What you are asked to do | All records should be reproduced verbatim.

Data shown |
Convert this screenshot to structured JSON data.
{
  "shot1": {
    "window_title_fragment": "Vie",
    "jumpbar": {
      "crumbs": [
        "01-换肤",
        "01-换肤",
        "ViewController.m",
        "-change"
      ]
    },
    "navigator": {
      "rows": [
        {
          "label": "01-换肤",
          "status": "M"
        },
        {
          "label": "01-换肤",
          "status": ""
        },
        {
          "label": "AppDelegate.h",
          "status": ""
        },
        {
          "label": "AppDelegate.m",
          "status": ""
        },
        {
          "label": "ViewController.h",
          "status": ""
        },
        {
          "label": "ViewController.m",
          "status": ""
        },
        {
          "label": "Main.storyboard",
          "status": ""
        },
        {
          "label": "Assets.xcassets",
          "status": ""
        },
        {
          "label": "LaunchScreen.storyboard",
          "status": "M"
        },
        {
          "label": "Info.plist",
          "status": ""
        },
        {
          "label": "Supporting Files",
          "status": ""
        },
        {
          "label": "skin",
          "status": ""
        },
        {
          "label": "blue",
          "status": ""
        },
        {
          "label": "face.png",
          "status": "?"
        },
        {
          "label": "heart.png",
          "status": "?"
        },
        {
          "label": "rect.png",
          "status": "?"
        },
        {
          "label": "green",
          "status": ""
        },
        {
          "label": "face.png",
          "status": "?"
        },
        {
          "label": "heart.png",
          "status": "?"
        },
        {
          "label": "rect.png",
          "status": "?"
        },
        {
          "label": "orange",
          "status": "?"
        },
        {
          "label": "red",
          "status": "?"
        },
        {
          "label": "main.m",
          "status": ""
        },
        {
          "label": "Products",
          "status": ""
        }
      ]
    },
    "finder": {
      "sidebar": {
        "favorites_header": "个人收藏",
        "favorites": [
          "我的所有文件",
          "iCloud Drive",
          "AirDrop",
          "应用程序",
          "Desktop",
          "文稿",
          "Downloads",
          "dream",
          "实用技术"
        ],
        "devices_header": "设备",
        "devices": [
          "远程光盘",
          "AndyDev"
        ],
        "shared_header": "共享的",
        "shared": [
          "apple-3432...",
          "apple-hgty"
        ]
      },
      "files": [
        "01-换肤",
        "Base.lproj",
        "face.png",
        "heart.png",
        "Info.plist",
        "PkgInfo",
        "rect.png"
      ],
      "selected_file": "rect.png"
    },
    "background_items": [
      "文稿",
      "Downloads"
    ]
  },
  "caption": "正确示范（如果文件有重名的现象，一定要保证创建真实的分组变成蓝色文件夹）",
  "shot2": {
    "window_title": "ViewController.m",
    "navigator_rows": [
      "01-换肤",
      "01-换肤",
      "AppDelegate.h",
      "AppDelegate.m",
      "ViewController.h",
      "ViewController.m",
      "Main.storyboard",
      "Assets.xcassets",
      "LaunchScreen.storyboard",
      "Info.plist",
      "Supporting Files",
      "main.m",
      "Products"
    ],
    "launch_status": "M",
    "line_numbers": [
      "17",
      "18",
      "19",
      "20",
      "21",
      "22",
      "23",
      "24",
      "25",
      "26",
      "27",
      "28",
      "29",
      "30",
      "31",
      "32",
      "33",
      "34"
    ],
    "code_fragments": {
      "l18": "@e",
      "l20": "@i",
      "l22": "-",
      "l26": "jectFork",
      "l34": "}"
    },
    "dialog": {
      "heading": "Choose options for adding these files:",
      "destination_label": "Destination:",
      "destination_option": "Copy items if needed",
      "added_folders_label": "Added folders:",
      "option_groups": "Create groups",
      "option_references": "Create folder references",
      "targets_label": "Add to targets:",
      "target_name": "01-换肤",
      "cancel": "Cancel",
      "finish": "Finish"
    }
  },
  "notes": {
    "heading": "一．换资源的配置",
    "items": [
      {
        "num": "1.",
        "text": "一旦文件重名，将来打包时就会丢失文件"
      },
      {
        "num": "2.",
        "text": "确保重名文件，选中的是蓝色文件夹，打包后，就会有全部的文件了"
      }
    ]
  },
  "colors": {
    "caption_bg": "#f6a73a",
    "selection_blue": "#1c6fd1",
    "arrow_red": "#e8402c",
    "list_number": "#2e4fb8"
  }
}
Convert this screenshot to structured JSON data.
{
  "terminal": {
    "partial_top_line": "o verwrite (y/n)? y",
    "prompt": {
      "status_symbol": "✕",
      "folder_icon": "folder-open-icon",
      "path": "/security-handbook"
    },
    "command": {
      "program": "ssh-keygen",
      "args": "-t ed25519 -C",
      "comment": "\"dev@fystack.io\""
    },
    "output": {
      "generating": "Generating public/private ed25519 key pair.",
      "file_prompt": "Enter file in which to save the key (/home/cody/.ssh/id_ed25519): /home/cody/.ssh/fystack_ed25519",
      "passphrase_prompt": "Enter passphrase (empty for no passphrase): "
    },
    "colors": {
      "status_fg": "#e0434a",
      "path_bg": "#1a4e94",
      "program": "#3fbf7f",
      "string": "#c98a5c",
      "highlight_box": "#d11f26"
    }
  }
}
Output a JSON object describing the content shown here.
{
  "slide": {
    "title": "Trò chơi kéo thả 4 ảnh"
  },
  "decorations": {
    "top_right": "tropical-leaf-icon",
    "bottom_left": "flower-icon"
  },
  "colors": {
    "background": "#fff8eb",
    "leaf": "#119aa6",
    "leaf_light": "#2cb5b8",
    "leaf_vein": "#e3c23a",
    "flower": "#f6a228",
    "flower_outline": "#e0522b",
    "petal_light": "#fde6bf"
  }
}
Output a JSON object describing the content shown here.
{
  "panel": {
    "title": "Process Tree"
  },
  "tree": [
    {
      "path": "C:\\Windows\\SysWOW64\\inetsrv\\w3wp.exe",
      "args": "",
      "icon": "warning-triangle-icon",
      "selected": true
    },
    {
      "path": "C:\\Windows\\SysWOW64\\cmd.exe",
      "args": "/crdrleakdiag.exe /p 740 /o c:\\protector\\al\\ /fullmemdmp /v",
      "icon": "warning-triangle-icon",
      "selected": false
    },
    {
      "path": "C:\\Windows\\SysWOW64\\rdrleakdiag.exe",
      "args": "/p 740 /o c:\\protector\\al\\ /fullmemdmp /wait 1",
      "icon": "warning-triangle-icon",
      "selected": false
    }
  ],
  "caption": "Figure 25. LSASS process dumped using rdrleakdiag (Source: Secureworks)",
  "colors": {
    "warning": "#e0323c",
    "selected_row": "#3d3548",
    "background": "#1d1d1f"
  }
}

Reply to the exercise |
Convert this screenshot to structured JSON data.
{
  "shot1": {
    "window_title_fragment": "Vie",
    "jumpbar": {
      "crumbs": [
        "01-换肤",
        "01-换肤",
        "ViewController.m",
        "-change"
      ]
    },
    "navigator": {
      "rows": [
        {
          "label": "01-换肤",
          "status": "M"
        },
        {
          "label": "01-换肤",
          "status": ""
        },
        {
          "label": "AppDelegate.h",
          "status": ""
        },
        {
          "label": "AppDelegate.m",
          "status": ""
        },
        {
          "label": "ViewController.h",
          "status": ""
        },
        {
          "label": "ViewController.m",
          "status": ""
        },
        {
          "label": "Main.storyboard",
          "status": ""
        },
        {
          "label": "Assets.xcassets",
          "status": ""
        },
        {
          "label": "LaunchScreen.storyboard",
          "status": "M"
        },
        {
          "label": "Info.plist",
          "status": ""
        },
        {
          "label": "Supporting Files",
          "status": ""
        },
        {
          "label": "skin",
          "status": ""
        },
        {
          "label": "blue",
          "status": ""
        },
        {
          "label": "face.png",
          "status": "?"
        },
        {
          "label": "heart.png",
          "status": "?"
        },
        {
          "label": "rect.png",
          "status": "?"
        },
        {
          "label": "green",
          "status": ""
        },
        {
          "label": "face.png",
          "status": "?"
        },
        {
          "label": "heart.png",
          "status": "?"
        },
        {
          "label": "rect.png",
          "status": "?"
        },
        {
          "label": "orange",
          "status": "?"
        },
        {
          "label": "red",
          "status": "?"
        },
        {
          "label": "main.m",
          "status": ""
        },
        {
          "label": "Products",
          "status": ""
        }
      ]
    },
    "finder": {
      "sidebar": {
        "favorites_header": "个人收藏",
        "favorites": [
          "我的所有文件",
          "iCloud Drive",
          "AirDrop",
          "应用程序",
          "Desktop",
          "文稿",
          "Downloads",
          "dream",
          "实用技术"
        ],
        "devices_header": "设备",
        "devices": [
          "远程光盘",
          "AndyDev"
        ],
        "shared_header": "共享的",
        "shared": [
          "apple-3432...",
          "apple-hgty"
        ]
      },
      "files": [
        "01-换肤",
        "Base.lproj",
        "face.png",
        "heart.png",
        "Info.plist",
        "PkgInfo",
        "rect.png"
      ],
      "selected_file": "rect.png"
    },
    "background_items": [
      "文稿",
      "Downloads"
    ]
  },
  "caption": "正确示范（如果文件有重名的现象，一定要保证创建真实的分组变成蓝色文件夹）",
  "shot2": {
    "window_title": "ViewController.m",
    "navigator_rows": [
      "01-换肤",
      "01-换肤",
      "AppDelegate.h",
      "AppDelegate.m",
      "ViewController.h",
      "ViewController.m",
      "Main.storyboard",
      "Assets.xcassets",
      "LaunchScreen.storyboard",
      "Info.plist",
      "Supporting Files",
      "main.m",
      "Products"
    ],
    "launch_status": "M",
    "line_numbers": [
      "17",
      "18",
      "19",
      "20",
      "21",
      "22",
      "23",
      "24",
      "25",
      "26",
      "27",
      "28",
      "29",
      "30",
      "31",
      "32",
      "33",
      "34"
    ],
    "code_fragments": {
      "l18": "@e",
      "l20": "@i",
      "l22": "-",
      "l26": "jectFork",
      "l34": "}"
    },
    "dialog": {
      "heading": "Choose options for adding these files:",
      "destination_label": "Destination:",
      "destination_option": "Copy items if needed",
      "added_folders_label": "Added folders:",
      "option_groups": "Create groups",
      "option_references": "Create folder references",
      "targets_label": "Add to targets:",
      "target_name": "01-换肤",
      "cancel": "Cancel",
      "finish": "Finish"
    }
  },
  "notes": {
    "heading": "一．换资源的配置",
    "items": [
      {
        "num": "1.",
        "text": "一旦文件重名，将来打包时就会丢失文件"
      },
      {
        "num": "2.",
        "text": "确保重名文件，选中的是蓝色文件夹，打包后，就会有全部的文件了"
      }
    ]
  },
  "colors": {
    "caption_bg": "#f6a73a",
    "selection_blue": "#1c6fd1",
    "arrow_red": "#e8402c",
    "list_number": "#2e4fb8"
  }
}
Convert this screenshot to structured JSON data.
{
  "terminal": {
    "partial_top_line": "o verwrite (y/n)? y",
    "prompt": {
      "status_symbol": "✕",
      "folder_icon": "folder-open-icon",
      "path": "/security-handbook"
    },
    "command": {
      "program": "ssh-keygen",
      "args": "-t ed25519 -C",
      "comment": "\"dev@fystack.io\""
    },
    "output": {
      "generating": "Generating public/private ed25519 key pair.",
      "file_prompt": "Enter file in which to save the key (/home/cody/.ssh/id_ed25519): /home/cody/.ssh/fystack_ed25519",
      "passphrase_prompt": "Enter passphrase (empty for no passphrase): "
    },
    "colors": {
      "status_fg": "#e0434a",
      "path_bg": "#1a4e94",
      "program": "#3fbf7f",
      "string": "#c98a5c",
      "highlight_box": "#d11f26"
    }
  }
}
Output a JSON object describing the content shown here.
{
  "slide": {
    "title": "Trò chơi kéo thả 4 ảnh"
  },
  "decorations": {
    "top_right": "tropical-leaf-icon",
    "bottom_left": "flower-icon"
  },
  "colors": {
    "background": "#fff8eb",
    "leaf": "#119aa6",
    "leaf_light": "#2cb5b8",
    "leaf_vein": "#e3c23a",
    "flower": "#f6a228",
    "flower_outline": "#e0522b",
    "petal_light": "#fde6bf"
  }
}
Output a JSON object describing the content shown here.
{
  "panel": {
    "title": "Process Tree"
  },
  "tree": [
    {
      "path": "C:\\Windows\\SysWOW64\\inetsrv\\w3wp.exe",
      "args": "",
      "icon": "warning-triangle-icon",
      "selected": true
    },
    {
      "path": "C:\\Windows\\SysWOW64\\cmd.exe",
      "args": "/crdrleakdiag.exe /p 740 /o c:\\protector\\al\\ /fullmemdmp /v",
      "icon": "warning-triangle-icon",
      "selected": false
    },
    {
      "path": "C:\\Windows\\SysWOW64\\rdrleakdiag.exe",
      "args": "/p 740 /o c:\\protector\\al\\ /fullmemdmp /wait 1",
      "icon": "warning-triangle-icon",
      "selected": false
    }
  ],
  "caption": "Figure 25. LSASS process dumped using rdrleakdiag (Source: Secureworks)",
  "colors": {
    "warning": "#e0323c",
    "selected_row": "#3d3548",
    "background": "#1d1d1f"
  }
}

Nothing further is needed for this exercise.